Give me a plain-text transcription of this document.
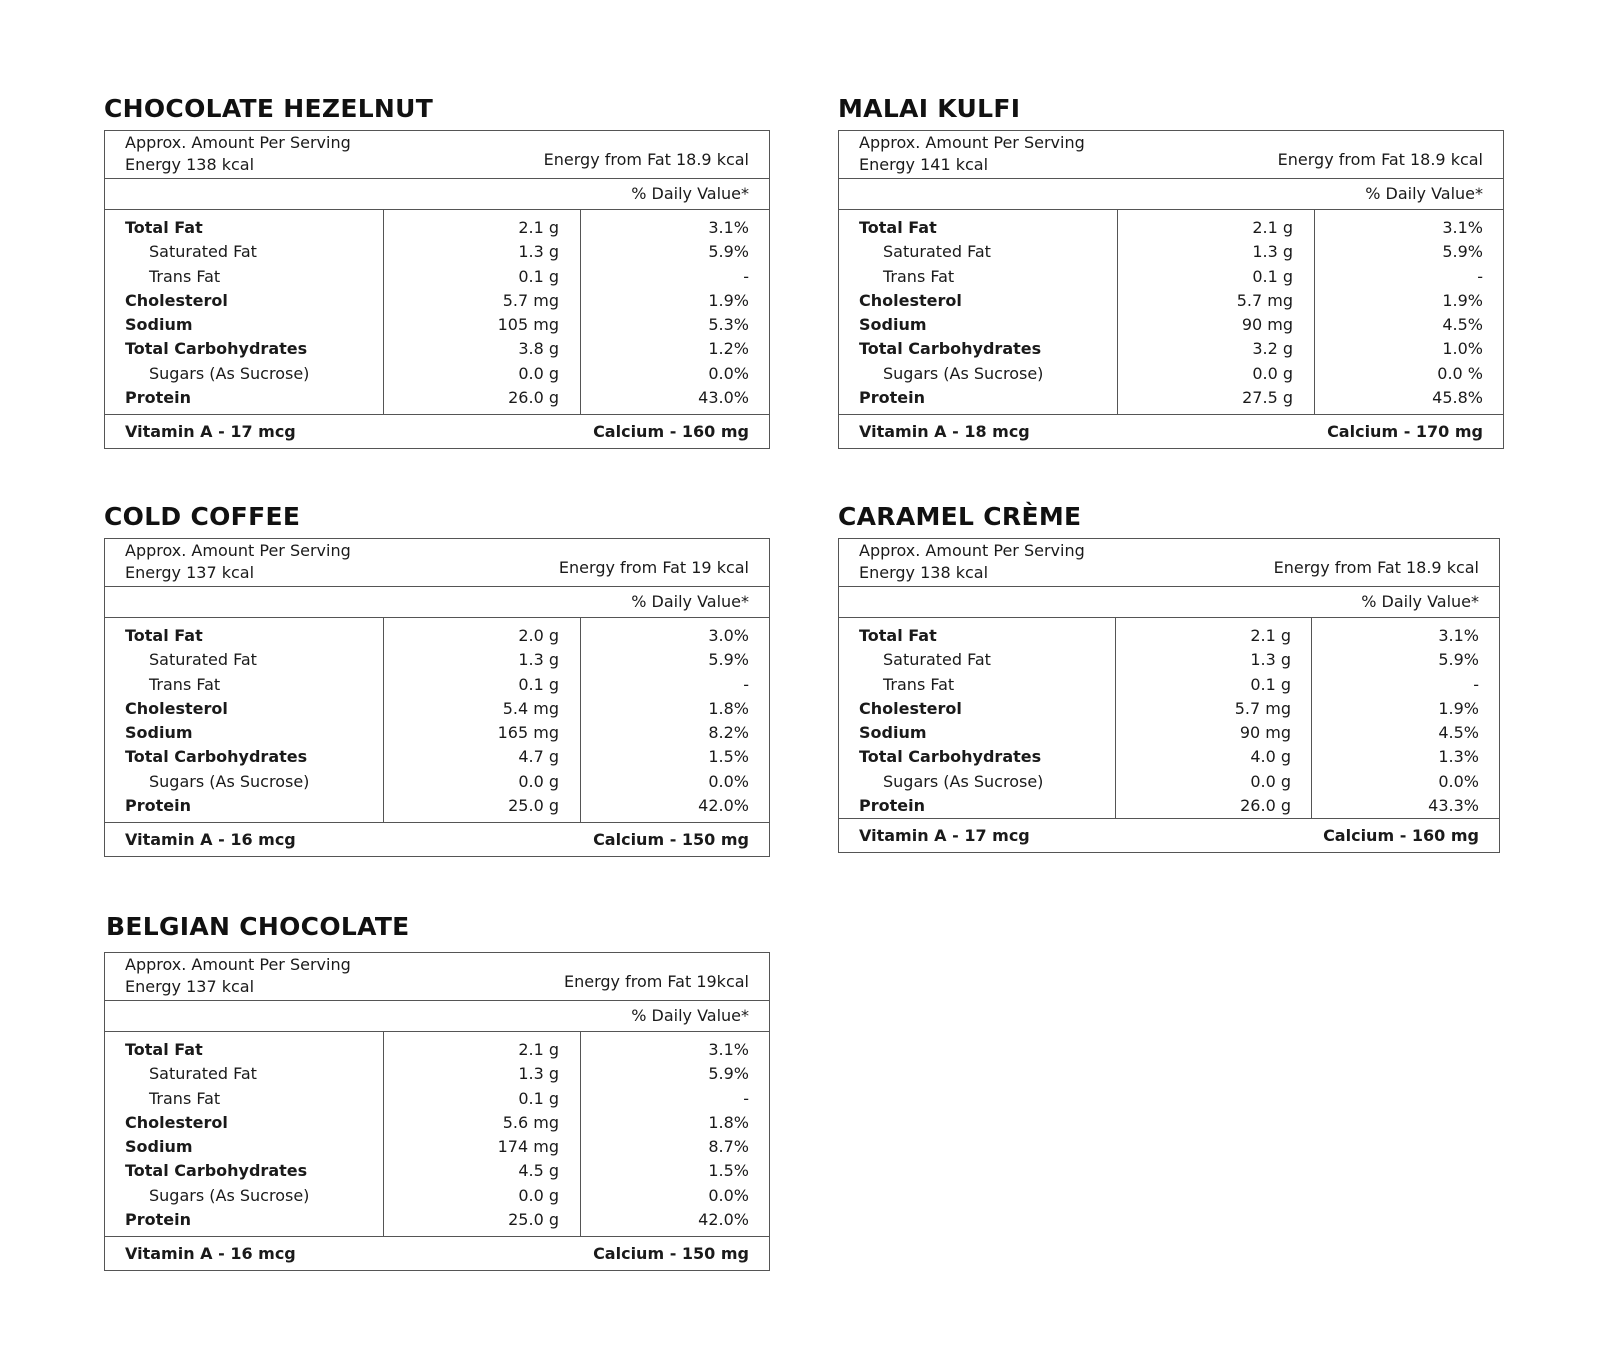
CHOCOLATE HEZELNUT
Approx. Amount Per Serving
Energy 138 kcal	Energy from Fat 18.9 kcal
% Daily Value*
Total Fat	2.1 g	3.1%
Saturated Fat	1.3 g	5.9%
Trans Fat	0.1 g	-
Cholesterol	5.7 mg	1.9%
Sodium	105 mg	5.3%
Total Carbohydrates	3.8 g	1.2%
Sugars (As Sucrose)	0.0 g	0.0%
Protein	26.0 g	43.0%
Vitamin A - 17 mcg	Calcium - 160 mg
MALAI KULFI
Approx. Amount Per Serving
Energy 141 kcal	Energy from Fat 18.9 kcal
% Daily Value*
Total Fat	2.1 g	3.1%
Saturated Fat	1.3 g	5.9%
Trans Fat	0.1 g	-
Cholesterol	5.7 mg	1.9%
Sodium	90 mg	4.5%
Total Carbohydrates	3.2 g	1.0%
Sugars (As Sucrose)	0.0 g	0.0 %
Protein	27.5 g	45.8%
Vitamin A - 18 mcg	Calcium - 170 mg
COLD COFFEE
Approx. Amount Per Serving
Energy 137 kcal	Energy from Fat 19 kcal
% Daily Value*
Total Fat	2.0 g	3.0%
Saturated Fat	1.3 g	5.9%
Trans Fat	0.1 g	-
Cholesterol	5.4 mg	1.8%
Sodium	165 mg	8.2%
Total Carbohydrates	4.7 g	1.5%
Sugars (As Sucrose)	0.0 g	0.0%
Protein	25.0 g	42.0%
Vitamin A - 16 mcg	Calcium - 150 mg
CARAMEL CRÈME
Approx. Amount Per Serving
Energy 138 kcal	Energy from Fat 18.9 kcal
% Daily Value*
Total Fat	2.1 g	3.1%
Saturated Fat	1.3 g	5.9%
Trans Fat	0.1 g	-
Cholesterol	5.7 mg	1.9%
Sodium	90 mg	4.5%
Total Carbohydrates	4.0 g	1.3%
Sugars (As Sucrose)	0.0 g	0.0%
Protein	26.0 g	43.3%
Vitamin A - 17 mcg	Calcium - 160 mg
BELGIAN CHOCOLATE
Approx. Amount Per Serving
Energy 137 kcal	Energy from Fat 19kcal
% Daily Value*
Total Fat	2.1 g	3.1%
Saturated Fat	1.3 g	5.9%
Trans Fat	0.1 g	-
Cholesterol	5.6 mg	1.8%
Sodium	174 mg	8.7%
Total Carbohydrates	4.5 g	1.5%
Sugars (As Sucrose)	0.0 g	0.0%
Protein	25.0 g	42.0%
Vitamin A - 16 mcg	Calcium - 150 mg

▬▬▬▬▬▬

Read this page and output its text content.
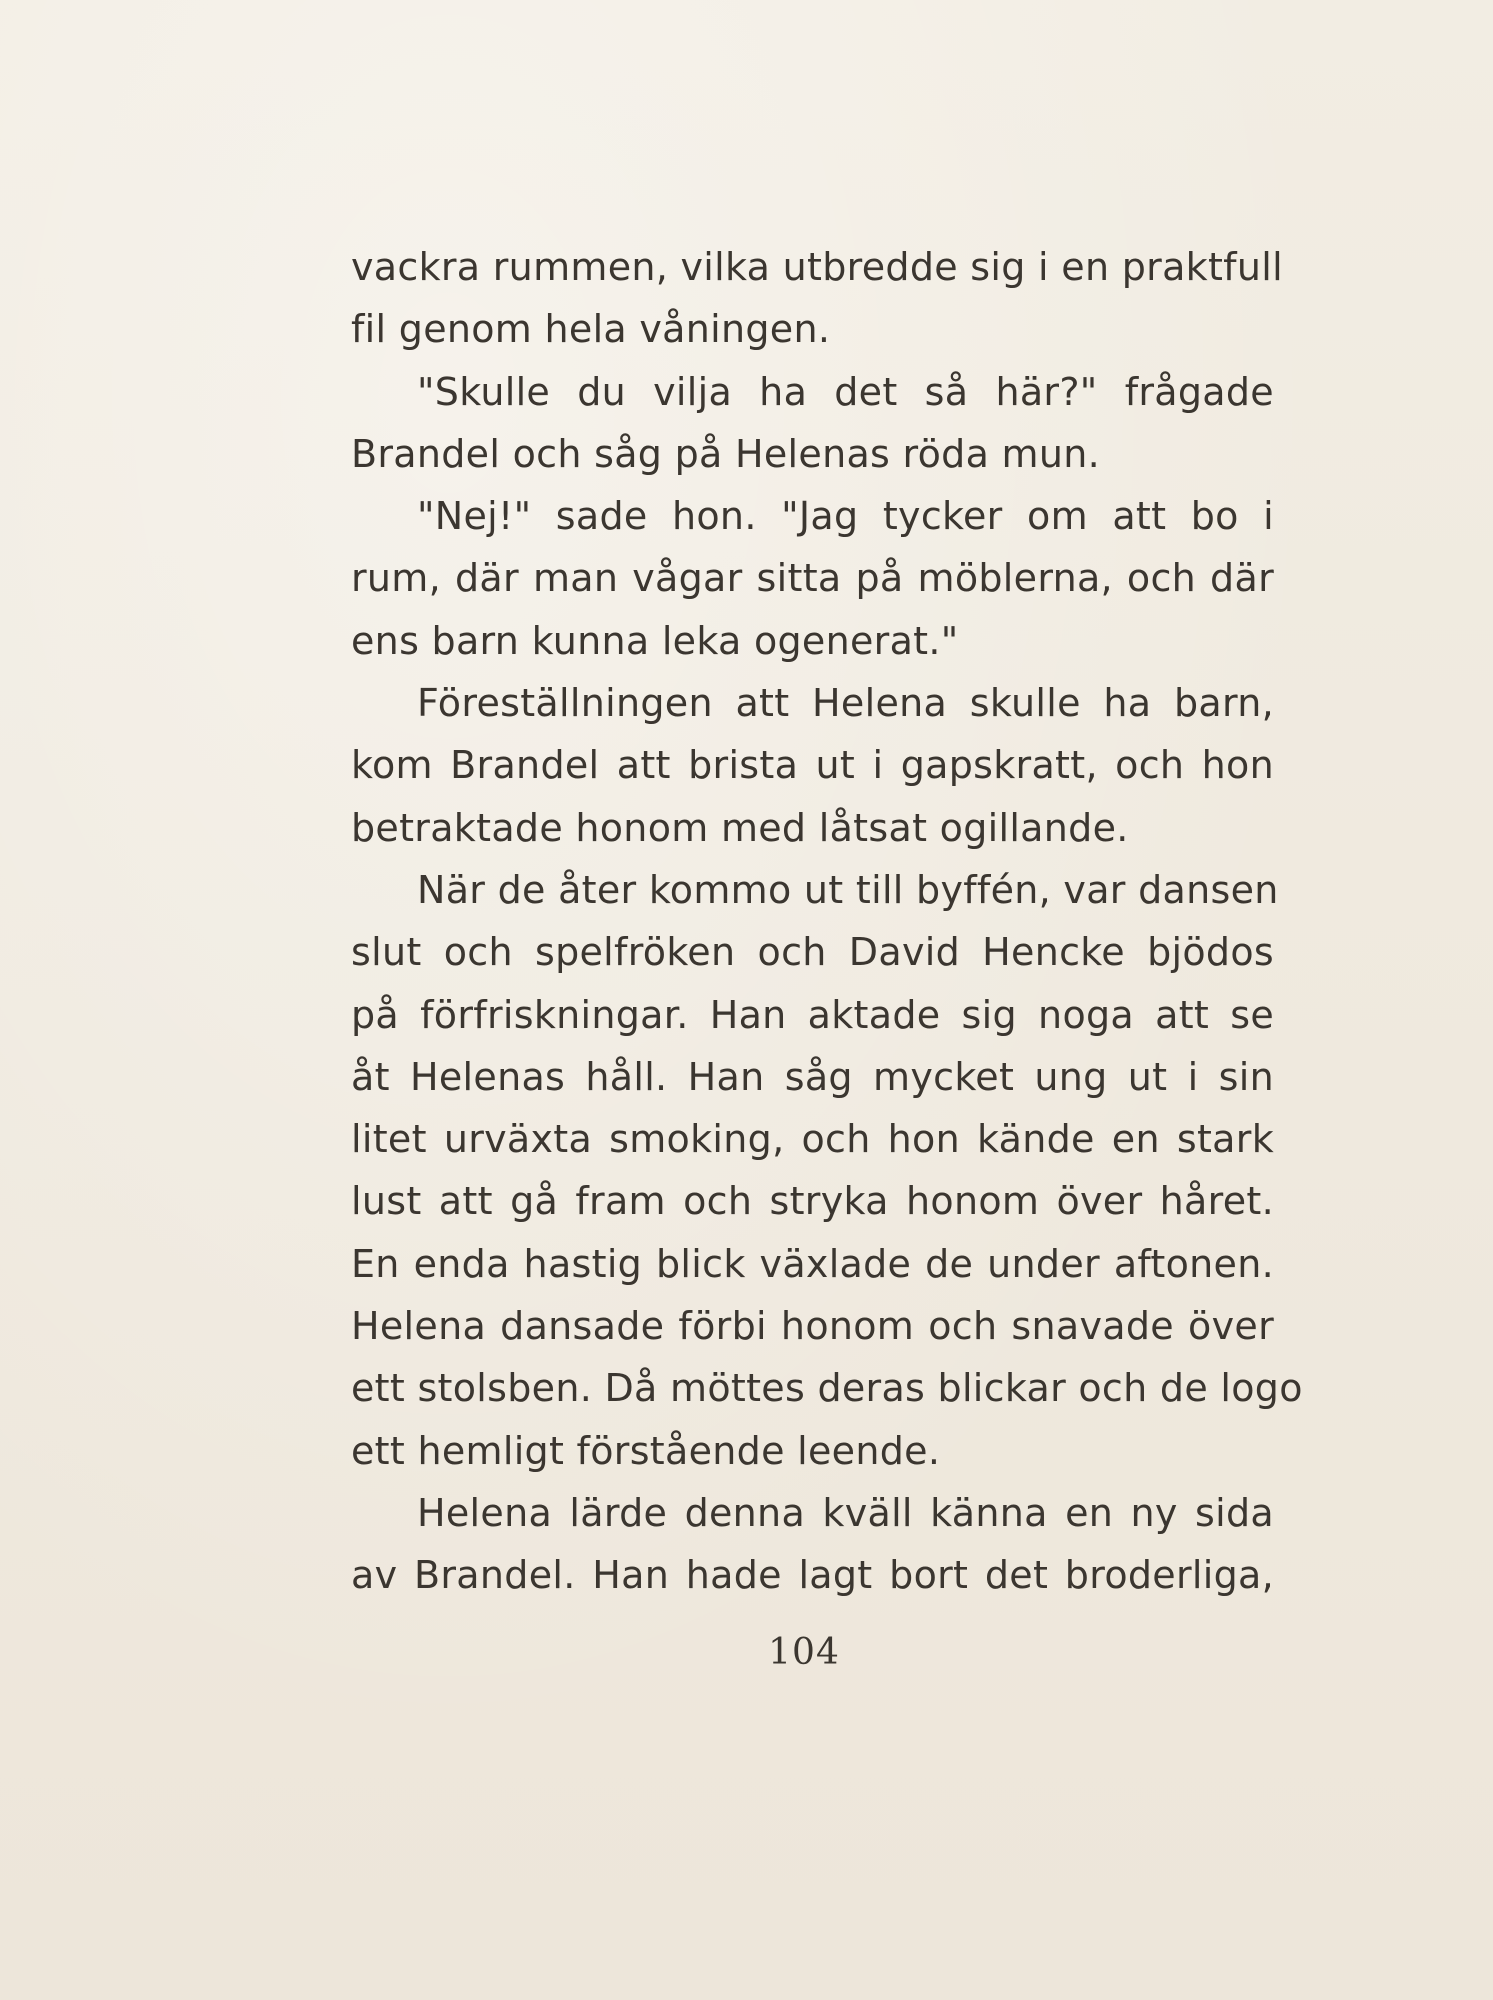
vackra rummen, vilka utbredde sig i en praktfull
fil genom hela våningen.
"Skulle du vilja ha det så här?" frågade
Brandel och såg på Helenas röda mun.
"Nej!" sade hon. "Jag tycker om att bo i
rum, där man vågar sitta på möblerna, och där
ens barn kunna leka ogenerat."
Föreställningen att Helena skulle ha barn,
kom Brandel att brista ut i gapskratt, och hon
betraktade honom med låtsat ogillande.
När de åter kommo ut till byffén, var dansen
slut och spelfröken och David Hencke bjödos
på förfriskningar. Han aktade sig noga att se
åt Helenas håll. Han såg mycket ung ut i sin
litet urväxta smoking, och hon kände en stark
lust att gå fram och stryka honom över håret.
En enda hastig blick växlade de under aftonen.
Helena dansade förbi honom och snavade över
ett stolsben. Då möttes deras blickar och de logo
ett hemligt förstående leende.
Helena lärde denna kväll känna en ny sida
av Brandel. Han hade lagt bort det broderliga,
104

▬▬▬▬▬▬

__TASK STATEMENT__
Return all lines from the entries that contain the string "this".

__RESULT__
Give me a plain-text transcription of this document.
Read this page and output its text content.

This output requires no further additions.